EXERCISE OBJECTIVE:
Everything from the line containing "Output the text content of this document." through the last line of the records below should be printed exactly, please, and nothing else.

DATA:
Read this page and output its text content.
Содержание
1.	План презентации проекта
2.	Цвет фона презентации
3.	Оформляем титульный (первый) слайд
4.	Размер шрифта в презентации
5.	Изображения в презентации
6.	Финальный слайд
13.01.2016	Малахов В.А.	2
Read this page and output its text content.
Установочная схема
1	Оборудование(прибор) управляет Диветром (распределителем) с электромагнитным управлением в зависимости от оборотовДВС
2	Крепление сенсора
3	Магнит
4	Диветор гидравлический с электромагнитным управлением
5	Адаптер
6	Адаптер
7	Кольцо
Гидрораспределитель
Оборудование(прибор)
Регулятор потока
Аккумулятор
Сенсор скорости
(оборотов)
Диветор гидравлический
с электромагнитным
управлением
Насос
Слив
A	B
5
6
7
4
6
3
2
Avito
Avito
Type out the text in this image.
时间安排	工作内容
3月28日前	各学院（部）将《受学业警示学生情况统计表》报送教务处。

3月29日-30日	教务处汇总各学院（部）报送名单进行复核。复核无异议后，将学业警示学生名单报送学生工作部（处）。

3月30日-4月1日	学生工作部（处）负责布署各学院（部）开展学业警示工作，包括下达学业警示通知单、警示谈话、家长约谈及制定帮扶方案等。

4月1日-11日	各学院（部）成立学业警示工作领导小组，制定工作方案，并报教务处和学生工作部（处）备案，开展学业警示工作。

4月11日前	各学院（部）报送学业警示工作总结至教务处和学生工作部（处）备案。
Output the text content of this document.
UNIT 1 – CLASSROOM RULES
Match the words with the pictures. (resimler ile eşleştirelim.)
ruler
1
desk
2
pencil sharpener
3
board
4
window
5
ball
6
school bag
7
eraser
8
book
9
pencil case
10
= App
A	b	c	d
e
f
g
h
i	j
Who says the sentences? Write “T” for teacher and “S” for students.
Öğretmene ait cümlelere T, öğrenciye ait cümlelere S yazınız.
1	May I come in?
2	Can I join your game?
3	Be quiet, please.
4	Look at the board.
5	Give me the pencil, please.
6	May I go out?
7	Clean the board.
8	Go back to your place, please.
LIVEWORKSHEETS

RESULT FOR THIS TASK:
Output the text content of this document.
UNIT 1 – CLASSROOM RULES
Match the words with the pictures. (resimler ile eşleştirelim.)
ruler
1
desk
2
pencil sharpener
3
board
4
window
5
ball
6
school bag
7
eraser
8
book
9
pencil case
10
= App
A	b	c	d
e
f
g
h
i	j
Who says the sentences? Write “T” for teacher and “S” for students.
Öğretmene ait cümlelere T, öğrenciye ait cümlelere S yazınız.
1	May I come in?
2	Can I join your game?
3	Be quiet, please.
4	Look at the board.
5	Give me the pencil, please.
6	May I go out?
7	Clean the board.
8	Go back to your place, please.
LIVEWORKSHEETS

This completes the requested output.